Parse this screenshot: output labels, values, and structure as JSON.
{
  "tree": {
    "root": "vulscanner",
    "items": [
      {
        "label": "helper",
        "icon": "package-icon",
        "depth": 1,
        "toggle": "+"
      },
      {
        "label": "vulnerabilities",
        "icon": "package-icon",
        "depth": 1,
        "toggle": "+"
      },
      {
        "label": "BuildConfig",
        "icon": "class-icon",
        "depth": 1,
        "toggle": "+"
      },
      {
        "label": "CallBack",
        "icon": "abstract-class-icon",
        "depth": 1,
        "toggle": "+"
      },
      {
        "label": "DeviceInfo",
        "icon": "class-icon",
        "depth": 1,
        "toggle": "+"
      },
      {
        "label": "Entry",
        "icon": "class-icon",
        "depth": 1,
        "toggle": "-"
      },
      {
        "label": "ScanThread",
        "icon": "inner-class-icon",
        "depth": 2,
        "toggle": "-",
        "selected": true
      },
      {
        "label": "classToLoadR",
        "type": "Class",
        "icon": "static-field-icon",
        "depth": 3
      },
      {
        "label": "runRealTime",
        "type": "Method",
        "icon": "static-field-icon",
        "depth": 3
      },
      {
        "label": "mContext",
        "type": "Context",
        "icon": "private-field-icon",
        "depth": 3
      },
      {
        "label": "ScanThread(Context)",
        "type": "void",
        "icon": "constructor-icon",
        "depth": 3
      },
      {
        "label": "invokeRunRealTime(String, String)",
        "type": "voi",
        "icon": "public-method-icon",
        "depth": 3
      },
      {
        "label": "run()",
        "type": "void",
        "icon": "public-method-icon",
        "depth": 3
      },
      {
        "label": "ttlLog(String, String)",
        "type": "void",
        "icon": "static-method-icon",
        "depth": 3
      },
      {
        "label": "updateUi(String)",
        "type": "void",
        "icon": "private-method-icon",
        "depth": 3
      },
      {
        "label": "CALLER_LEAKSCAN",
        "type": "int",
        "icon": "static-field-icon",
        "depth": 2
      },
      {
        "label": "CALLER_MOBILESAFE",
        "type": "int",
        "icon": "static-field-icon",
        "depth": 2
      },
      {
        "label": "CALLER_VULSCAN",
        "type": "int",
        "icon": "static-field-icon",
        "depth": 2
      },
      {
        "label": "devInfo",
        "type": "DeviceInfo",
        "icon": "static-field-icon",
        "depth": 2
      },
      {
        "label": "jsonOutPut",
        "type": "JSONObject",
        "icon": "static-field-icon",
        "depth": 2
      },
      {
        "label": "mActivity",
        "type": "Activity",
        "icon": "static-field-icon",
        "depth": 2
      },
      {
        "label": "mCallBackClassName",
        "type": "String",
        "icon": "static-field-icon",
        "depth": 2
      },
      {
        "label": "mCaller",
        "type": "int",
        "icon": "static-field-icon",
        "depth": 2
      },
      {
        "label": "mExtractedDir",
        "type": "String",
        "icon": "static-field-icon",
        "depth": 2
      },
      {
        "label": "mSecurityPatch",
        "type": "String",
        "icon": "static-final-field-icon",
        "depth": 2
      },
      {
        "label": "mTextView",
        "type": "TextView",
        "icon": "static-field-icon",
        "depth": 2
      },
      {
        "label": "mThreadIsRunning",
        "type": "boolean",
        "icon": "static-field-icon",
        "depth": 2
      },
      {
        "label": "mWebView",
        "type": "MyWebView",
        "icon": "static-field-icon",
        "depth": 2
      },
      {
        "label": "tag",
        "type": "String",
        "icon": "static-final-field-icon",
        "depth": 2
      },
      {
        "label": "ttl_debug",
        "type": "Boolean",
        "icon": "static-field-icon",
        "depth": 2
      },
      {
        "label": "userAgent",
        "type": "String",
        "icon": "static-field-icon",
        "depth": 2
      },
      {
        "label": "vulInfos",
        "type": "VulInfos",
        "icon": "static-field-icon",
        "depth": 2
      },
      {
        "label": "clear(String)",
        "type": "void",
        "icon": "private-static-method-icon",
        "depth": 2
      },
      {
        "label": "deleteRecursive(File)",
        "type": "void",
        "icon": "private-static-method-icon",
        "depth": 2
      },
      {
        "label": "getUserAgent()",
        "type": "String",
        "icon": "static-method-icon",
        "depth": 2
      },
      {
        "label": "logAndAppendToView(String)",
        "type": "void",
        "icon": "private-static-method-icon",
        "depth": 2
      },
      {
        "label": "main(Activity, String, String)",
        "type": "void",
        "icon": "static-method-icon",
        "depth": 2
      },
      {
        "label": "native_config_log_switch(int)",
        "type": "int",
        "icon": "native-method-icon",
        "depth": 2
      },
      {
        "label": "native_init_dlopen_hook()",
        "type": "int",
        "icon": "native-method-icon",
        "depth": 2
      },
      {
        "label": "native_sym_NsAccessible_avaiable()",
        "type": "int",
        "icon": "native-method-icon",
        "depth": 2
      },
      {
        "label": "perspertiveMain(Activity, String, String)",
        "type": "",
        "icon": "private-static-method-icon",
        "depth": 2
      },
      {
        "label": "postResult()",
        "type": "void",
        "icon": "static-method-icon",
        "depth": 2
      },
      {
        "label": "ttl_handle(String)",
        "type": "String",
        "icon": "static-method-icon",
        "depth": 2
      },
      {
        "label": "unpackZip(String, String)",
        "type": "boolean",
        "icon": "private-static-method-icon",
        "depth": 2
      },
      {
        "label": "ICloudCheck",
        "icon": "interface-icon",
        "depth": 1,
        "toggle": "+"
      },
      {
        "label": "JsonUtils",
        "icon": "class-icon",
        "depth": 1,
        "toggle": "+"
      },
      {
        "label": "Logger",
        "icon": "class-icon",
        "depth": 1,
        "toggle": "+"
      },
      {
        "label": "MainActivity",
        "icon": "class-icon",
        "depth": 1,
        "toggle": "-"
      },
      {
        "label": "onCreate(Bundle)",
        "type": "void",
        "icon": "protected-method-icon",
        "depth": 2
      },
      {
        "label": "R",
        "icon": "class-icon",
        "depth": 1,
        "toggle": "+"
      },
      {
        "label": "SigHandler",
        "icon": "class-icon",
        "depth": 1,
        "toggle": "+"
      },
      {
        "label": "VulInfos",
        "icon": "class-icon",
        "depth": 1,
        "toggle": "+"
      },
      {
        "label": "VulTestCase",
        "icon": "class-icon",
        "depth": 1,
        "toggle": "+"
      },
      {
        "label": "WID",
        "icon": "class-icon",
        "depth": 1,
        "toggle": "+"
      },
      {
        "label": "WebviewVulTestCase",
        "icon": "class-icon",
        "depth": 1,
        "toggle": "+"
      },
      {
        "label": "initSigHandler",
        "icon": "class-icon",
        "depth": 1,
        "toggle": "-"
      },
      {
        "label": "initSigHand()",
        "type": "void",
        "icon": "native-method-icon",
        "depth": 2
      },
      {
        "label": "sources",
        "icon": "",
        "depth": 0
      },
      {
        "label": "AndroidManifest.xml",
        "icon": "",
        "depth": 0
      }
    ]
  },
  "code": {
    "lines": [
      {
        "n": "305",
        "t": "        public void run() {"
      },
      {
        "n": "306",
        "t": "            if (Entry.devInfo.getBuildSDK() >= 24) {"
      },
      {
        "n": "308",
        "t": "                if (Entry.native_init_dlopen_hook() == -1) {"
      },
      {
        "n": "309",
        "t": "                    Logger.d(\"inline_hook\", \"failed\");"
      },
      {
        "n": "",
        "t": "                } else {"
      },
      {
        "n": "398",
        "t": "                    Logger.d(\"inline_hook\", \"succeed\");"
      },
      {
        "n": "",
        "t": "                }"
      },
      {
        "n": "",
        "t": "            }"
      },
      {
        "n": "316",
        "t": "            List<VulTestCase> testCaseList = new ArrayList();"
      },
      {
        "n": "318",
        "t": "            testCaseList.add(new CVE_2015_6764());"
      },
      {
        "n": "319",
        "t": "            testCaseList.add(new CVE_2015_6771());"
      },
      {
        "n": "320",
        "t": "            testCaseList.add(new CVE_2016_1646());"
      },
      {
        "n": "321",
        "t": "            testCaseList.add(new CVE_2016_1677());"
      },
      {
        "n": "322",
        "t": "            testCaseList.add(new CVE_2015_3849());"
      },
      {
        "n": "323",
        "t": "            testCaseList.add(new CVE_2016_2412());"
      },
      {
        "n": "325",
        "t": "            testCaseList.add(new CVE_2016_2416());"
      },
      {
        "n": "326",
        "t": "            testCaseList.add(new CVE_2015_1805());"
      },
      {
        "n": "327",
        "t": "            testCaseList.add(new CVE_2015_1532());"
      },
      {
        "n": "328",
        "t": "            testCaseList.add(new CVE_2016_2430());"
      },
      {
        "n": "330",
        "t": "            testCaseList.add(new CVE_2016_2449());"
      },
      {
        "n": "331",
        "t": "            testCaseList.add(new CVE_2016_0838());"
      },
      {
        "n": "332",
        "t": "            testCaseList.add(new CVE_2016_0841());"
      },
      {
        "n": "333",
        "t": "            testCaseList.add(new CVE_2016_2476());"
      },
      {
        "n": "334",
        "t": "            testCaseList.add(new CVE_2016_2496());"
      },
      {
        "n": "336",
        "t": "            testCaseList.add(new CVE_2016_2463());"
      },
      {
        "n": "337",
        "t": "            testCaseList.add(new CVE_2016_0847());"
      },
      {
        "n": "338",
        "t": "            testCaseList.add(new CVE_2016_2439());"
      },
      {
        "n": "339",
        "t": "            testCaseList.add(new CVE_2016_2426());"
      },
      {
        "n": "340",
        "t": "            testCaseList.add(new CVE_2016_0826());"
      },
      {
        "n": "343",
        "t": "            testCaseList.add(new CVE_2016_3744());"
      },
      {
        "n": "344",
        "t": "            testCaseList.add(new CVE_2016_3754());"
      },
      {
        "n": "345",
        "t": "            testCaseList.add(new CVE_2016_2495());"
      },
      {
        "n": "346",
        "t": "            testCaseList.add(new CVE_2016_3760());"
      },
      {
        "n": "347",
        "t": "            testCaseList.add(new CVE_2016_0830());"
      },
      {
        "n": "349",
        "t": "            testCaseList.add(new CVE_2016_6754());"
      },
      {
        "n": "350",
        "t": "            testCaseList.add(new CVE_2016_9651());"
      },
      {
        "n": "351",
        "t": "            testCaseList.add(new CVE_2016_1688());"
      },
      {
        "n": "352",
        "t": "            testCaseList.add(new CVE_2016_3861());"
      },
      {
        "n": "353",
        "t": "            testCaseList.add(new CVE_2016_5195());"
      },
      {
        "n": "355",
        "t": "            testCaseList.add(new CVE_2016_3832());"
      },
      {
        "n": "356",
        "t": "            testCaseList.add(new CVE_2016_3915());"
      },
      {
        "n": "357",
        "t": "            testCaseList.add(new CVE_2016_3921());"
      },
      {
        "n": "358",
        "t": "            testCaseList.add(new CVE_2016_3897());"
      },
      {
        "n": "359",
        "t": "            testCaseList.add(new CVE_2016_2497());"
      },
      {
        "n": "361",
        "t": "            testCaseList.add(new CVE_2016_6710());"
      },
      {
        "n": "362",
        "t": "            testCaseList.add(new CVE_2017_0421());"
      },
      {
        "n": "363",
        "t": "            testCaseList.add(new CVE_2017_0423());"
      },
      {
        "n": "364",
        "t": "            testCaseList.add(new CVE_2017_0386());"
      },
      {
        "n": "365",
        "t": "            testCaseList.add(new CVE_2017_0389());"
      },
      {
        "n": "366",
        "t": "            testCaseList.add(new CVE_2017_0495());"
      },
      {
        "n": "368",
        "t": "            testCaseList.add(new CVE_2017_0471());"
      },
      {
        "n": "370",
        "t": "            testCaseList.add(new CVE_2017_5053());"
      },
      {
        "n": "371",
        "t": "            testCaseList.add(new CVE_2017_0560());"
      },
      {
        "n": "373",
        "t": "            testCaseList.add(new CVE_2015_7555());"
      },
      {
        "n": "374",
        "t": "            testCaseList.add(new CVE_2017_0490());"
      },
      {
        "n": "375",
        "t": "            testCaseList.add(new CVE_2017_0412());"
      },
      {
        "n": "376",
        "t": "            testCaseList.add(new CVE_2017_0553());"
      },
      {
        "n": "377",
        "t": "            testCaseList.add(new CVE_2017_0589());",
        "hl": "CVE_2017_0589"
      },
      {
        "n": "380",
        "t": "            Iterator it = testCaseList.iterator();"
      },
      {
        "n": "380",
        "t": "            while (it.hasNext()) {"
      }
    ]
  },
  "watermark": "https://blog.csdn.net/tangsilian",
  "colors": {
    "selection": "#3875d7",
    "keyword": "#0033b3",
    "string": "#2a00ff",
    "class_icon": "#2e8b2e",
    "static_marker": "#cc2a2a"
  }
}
◆ ◆ ◆ ◆ ◆
**EXERCISE DETAILS:** Filter the records above and return every line that holds the word "Entry".

**ANSWER TO THE TASK:**
        "label": "Entry",
        "t": "            if (Entry.devInfo.getBuildSDK() >= 24) {"
        "t": "                if (Entry.native_init_dlopen_hook() == -1) {"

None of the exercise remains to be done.